▶ _Stated exercise_: The listing must be reproduced in full, exactly as it stands.

▶ _Material provided_:
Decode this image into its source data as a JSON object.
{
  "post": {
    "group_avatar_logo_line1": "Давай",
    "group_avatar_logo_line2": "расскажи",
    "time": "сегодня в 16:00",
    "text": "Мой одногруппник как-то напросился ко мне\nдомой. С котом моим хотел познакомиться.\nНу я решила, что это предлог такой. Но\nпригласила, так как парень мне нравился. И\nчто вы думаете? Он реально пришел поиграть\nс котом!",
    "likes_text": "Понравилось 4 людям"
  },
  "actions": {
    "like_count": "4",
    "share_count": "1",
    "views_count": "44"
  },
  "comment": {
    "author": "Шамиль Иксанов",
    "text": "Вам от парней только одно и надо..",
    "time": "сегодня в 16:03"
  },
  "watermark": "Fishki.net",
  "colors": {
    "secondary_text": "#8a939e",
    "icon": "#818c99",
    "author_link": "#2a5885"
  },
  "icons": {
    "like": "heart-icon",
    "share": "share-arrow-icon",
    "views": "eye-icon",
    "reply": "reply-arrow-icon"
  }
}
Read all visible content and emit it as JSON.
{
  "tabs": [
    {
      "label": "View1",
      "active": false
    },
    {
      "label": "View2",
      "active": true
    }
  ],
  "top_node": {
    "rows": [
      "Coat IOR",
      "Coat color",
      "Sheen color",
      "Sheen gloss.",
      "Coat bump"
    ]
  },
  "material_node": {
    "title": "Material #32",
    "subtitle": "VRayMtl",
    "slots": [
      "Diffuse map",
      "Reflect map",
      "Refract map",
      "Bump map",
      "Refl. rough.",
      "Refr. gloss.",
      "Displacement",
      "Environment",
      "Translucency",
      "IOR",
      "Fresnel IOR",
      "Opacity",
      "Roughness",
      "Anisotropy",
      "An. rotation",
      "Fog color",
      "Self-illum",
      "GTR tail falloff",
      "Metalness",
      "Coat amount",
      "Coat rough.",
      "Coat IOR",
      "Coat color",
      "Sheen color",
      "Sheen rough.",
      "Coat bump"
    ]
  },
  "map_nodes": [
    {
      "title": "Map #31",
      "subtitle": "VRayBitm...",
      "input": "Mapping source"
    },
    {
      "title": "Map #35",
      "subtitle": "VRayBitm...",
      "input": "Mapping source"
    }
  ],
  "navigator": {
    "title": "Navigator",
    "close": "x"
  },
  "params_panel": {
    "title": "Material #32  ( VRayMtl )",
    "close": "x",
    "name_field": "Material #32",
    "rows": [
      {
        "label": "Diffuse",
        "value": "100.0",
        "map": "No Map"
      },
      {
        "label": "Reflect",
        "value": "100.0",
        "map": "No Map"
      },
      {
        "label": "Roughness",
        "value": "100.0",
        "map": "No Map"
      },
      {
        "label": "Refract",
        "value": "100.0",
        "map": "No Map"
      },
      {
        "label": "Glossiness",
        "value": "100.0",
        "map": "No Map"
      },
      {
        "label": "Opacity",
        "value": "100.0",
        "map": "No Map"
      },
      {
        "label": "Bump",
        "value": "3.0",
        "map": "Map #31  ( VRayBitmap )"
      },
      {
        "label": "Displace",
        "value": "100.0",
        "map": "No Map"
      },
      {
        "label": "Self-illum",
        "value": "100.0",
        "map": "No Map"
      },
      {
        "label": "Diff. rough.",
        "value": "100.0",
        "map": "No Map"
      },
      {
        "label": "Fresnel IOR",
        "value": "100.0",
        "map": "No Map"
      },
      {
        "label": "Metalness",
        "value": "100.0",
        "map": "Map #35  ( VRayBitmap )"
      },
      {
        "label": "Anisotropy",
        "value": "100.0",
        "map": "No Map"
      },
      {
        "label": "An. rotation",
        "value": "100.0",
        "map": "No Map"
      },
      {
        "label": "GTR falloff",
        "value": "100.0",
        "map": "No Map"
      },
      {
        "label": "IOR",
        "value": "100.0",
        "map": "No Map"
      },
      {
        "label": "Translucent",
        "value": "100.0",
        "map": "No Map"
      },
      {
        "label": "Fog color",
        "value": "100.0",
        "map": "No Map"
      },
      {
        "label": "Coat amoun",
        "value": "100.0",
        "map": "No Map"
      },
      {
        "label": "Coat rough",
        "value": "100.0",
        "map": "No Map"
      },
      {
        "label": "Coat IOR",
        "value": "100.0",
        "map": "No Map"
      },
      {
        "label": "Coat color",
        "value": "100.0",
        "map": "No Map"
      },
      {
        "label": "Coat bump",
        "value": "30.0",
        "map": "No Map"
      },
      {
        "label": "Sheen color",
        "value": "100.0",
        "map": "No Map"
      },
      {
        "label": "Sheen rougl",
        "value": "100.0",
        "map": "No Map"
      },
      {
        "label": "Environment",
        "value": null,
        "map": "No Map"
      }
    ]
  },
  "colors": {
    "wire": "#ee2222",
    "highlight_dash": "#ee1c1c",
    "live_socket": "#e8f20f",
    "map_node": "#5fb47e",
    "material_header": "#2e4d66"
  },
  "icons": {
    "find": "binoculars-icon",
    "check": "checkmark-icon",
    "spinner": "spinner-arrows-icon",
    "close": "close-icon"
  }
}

▶ _Right answer_:
Decode this image into its source data as a JSON object.
{
  "post": {
    "group_avatar_logo_line1": "Давай",
    "group_avatar_logo_line2": "расскажи",
    "time": "сегодня в 16:00",
    "text": "Мой одногруппник как-то напросился ко мне\nдомой. С котом моим хотел познакомиться.\nНу я решила, что это предлог такой. Но\nпригласила, так как парень мне нравился. И\nчто вы думаете? Он реально пришел поиграть\nс котом!",
    "likes_text": "Понравилось 4 людям"
  },
  "actions": {
    "like_count": "4",
    "share_count": "1",
    "views_count": "44"
  },
  "comment": {
    "author": "Шамиль Иксанов",
    "text": "Вам от парней только одно и надо..",
    "time": "сегодня в 16:03"
  },
  "watermark": "Fishki.net",
  "colors": {
    "secondary_text": "#8a939e",
    "icon": "#818c99",
    "author_link": "#2a5885"
  },
  "icons": {
    "like": "heart-icon",
    "share": "share-arrow-icon",
    "views": "eye-icon",
    "reply": "reply-arrow-icon"
  }
}
Read all visible content and emit it as JSON.
{
  "tabs": [
    {
      "label": "View1",
      "active": false
    },
    {
      "label": "View2",
      "active": true
    }
  ],
  "top_node": {
    "rows": [
      "Coat IOR",
      "Coat color",
      "Sheen color",
      "Sheen gloss.",
      "Coat bump"
    ]
  },
  "material_node": {
    "title": "Material #32",
    "subtitle": "VRayMtl",
    "slots": [
      "Diffuse map",
      "Reflect map",
      "Refract map",
      "Bump map",
      "Refl. rough.",
      "Refr. gloss.",
      "Displacement",
      "Environment",
      "Translucency",
      "IOR",
      "Fresnel IOR",
      "Opacity",
      "Roughness",
      "Anisotropy",
      "An. rotation",
      "Fog color",
      "Self-illum",
      "GTR tail falloff",
      "Metalness",
      "Coat amount",
      "Coat rough.",
      "Coat IOR",
      "Coat color",
      "Sheen color",
      "Sheen rough.",
      "Coat bump"
    ]
  },
  "map_nodes": [
    {
      "title": "Map #31",
      "subtitle": "VRayBitm...",
      "input": "Mapping source"
    },
    {
      "title": "Map #35",
      "subtitle": "VRayBitm...",
      "input": "Mapping source"
    }
  ],
  "navigator": {
    "title": "Navigator",
    "close": "x"
  },
  "params_panel": {
    "title": "Material #32  ( VRayMtl )",
    "close": "x",
    "name_field": "Material #32",
    "rows": [
      {
        "label": "Diffuse",
        "value": "100.0",
        "map": "No Map"
      },
      {
        "label": "Reflect",
        "value": "100.0",
        "map": "No Map"
      },
      {
        "label": "Roughness",
        "value": "100.0",
        "map": "No Map"
      },
      {
        "label": "Refract",
        "value": "100.0",
        "map": "No Map"
      },
      {
        "label": "Glossiness",
        "value": "100.0",
        "map": "No Map"
      },
      {
        "label": "Opacity",
        "value": "100.0",
        "map": "No Map"
      },
      {
        "label": "Bump",
        "value": "3.0",
        "map": "Map #31  ( VRayBitmap )"
      },
      {
        "label": "Displace",
        "value": "100.0",
        "map": "No Map"
      },
      {
        "label": "Self-illum",
        "value": "100.0",
        "map": "No Map"
      },
      {
        "label": "Diff. rough.",
        "value": "100.0",
        "map": "No Map"
      },
      {
        "label": "Fresnel IOR",
        "value": "100.0",
        "map": "No Map"
      },
      {
        "label": "Metalness",
        "value": "100.0",
        "map": "Map #35  ( VRayBitmap )"
      },
      {
        "label": "Anisotropy",
        "value": "100.0",
        "map": "No Map"
      },
      {
        "label": "An. rotation",
        "value": "100.0",
        "map": "No Map"
      },
      {
        "label": "GTR falloff",
        "value": "100.0",
        "map": "No Map"
      },
      {
        "label": "IOR",
        "value": "100.0",
        "map": "No Map"
      },
      {
        "label": "Translucent",
        "value": "100.0",
        "map": "No Map"
      },
      {
        "label": "Fog color",
        "value": "100.0",
        "map": "No Map"
      },
      {
        "label": "Coat amoun",
        "value": "100.0",
        "map": "No Map"
      },
      {
        "label": "Coat rough",
        "value": "100.0",
        "map": "No Map"
      },
      {
        "label": "Coat IOR",
        "value": "100.0",
        "map": "No Map"
      },
      {
        "label": "Coat color",
        "value": "100.0",
        "map": "No Map"
      },
      {
        "label": "Coat bump",
        "value": "30.0",
        "map": "No Map"
      },
      {
        "label": "Sheen color",
        "value": "100.0",
        "map": "No Map"
      },
      {
        "label": "Sheen rougl",
        "value": "100.0",
        "map": "No Map"
      },
      {
        "label": "Environment",
        "value": null,
        "map": "No Map"
      }
    ]
  },
  "colors": {
    "wire": "#ee2222",
    "highlight_dash": "#ee1c1c",
    "live_socket": "#e8f20f",
    "map_node": "#5fb47e",
    "material_header": "#2e4d66"
  },
  "icons": {
    "find": "binoculars-icon",
    "check": "checkmark-icon",
    "spinner": "spinner-arrows-icon",
    "close": "close-icon"
  }
}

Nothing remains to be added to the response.